Information given
<<<<

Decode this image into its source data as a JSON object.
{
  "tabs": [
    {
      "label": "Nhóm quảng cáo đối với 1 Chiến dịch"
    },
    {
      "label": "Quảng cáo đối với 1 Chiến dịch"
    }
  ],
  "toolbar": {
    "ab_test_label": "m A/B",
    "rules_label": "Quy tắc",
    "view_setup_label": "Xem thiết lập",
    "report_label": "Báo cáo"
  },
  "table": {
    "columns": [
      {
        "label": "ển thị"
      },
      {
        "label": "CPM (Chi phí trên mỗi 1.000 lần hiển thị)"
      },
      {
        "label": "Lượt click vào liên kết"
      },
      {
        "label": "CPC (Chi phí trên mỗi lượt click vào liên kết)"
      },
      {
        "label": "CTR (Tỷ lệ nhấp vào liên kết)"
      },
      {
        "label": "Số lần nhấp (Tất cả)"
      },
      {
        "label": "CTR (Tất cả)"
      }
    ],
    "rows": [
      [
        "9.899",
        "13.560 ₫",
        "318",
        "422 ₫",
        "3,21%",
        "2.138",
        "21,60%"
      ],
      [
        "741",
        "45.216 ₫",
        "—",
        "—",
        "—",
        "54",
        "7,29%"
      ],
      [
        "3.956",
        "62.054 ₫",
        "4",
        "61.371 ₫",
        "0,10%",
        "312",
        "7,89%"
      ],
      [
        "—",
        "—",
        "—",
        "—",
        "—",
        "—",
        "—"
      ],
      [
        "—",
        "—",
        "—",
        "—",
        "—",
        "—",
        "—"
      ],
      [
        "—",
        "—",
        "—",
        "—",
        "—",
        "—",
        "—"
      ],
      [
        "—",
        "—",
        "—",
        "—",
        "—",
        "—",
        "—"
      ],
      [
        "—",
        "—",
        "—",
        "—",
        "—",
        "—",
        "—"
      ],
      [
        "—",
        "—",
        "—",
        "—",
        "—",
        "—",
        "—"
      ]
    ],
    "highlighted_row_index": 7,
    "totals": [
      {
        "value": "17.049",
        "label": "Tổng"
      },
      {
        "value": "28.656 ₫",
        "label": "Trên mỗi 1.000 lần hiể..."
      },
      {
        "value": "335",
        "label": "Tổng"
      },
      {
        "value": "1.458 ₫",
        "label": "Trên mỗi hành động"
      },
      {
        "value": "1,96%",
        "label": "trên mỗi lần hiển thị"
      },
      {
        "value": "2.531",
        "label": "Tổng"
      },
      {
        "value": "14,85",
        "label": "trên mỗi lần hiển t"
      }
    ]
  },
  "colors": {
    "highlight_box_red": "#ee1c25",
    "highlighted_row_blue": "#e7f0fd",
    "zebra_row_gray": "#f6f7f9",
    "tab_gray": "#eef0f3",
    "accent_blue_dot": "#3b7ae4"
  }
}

>>>>

Exercise objective
Repeat the lines above exactly.

Exercise result
Decode this image into its source data as a JSON object.
{
  "tabs": [
    {
      "label": "Nhóm quảng cáo đối với 1 Chiến dịch"
    },
    {
      "label": "Quảng cáo đối với 1 Chiến dịch"
    }
  ],
  "toolbar": {
    "ab_test_label": "m A/B",
    "rules_label": "Quy tắc",
    "view_setup_label": "Xem thiết lập",
    "report_label": "Báo cáo"
  },
  "table": {
    "columns": [
      {
        "label": "ển thị"
      },
      {
        "label": "CPM (Chi phí trên mỗi 1.000 lần hiển thị)"
      },
      {
        "label": "Lượt click vào liên kết"
      },
      {
        "label": "CPC (Chi phí trên mỗi lượt click vào liên kết)"
      },
      {
        "label": "CTR (Tỷ lệ nhấp vào liên kết)"
      },
      {
        "label": "Số lần nhấp (Tất cả)"
      },
      {
        "label": "CTR (Tất cả)"
      }
    ],
    "rows": [
      [
        "9.899",
        "13.560 ₫",
        "318",
        "422 ₫",
        "3,21%",
        "2.138",
        "21,60%"
      ],
      [
        "741",
        "45.216 ₫",
        "—",
        "—",
        "—",
        "54",
        "7,29%"
      ],
      [
        "3.956",
        "62.054 ₫",
        "4",
        "61.371 ₫",
        "0,10%",
        "312",
        "7,89%"
      ],
      [
        "—",
        "—",
        "—",
        "—",
        "—",
        "—",
        "—"
      ],
      [
        "—",
        "—",
        "—",
        "—",
        "—",
        "—",
        "—"
      ],
      [
        "—",
        "—",
        "—",
        "—",
        "—",
        "—",
        "—"
      ],
      [
        "—",
        "—",
        "—",
        "—",
        "—",
        "—",
        "—"
      ],
      [
        "—",
        "—",
        "—",
        "—",
        "—",
        "—",
        "—"
      ],
      [
        "—",
        "—",
        "—",
        "—",
        "—",
        "—",
        "—"
      ]
    ],
    "highlighted_row_index": 7,
    "totals": [
      {
        "value": "17.049",
        "label": "Tổng"
      },
      {
        "value": "28.656 ₫",
        "label": "Trên mỗi 1.000 lần hiể..."
      },
      {
        "value": "335",
        "label": "Tổng"
      },
      {
        "value": "1.458 ₫",
        "label": "Trên mỗi hành động"
      },
      {
        "value": "1,96%",
        "label": "trên mỗi lần hiển thị"
      },
      {
        "value": "2.531",
        "label": "Tổng"
      },
      {
        "value": "14,85",
        "label": "trên mỗi lần hiển t"
      }
    ]
  },
  "colors": {
    "highlight_box_red": "#ee1c25",
    "highlighted_row_blue": "#e7f0fd",
    "zebra_row_gray": "#f6f7f9",
    "tab_gray": "#eef0f3",
    "accent_blue_dot": "#3b7ae4"
  }
}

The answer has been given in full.